[BEGIN Stored rows]

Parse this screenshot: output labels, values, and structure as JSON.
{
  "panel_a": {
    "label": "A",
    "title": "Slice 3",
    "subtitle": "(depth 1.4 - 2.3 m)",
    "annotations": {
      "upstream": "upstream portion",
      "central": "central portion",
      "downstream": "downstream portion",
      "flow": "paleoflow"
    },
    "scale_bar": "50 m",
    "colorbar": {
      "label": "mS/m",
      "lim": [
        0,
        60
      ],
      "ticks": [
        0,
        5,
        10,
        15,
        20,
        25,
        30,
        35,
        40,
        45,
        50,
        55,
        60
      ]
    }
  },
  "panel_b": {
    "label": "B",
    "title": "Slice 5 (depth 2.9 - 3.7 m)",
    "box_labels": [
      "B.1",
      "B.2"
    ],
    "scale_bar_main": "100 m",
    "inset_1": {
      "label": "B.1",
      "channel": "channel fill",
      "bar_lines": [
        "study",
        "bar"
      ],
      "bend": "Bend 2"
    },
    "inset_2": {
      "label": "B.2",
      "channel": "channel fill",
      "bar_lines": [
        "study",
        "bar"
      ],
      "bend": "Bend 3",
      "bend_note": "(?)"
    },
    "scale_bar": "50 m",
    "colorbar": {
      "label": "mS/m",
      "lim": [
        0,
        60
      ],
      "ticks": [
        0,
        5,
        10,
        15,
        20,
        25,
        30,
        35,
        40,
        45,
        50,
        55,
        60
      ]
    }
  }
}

[END Stored rows]

— Your task —
Output all of the data again. Match it exactly.

— Reply —
Parse this screenshot: output labels, values, and structure as JSON.
{
  "panel_a": {
    "label": "A",
    "title": "Slice 3",
    "subtitle": "(depth 1.4 - 2.3 m)",
    "annotations": {
      "upstream": "upstream portion",
      "central": "central portion",
      "downstream": "downstream portion",
      "flow": "paleoflow"
    },
    "scale_bar": "50 m",
    "colorbar": {
      "label": "mS/m",
      "lim": [
        0,
        60
      ],
      "ticks": [
        0,
        5,
        10,
        15,
        20,
        25,
        30,
        35,
        40,
        45,
        50,
        55,
        60
      ]
    }
  },
  "panel_b": {
    "label": "B",
    "title": "Slice 5 (depth 2.9 - 3.7 m)",
    "box_labels": [
      "B.1",
      "B.2"
    ],
    "scale_bar_main": "100 m",
    "inset_1": {
      "label": "B.1",
      "channel": "channel fill",
      "bar_lines": [
        "study",
        "bar"
      ],
      "bend": "Bend 2"
    },
    "inset_2": {
      "label": "B.2",
      "channel": "channel fill",
      "bar_lines": [
        "study",
        "bar"
      ],
      "bend": "Bend 3",
      "bend_note": "(?)"
    },
    "scale_bar": "50 m",
    "colorbar": {
      "label": "mS/m",
      "lim": [
        0,
        60
      ],
      "ticks": [
        0,
        5,
        10,
        15,
        20,
        25,
        30,
        35,
        40,
        45,
        50,
        55,
        60
      ]
    }
  }
}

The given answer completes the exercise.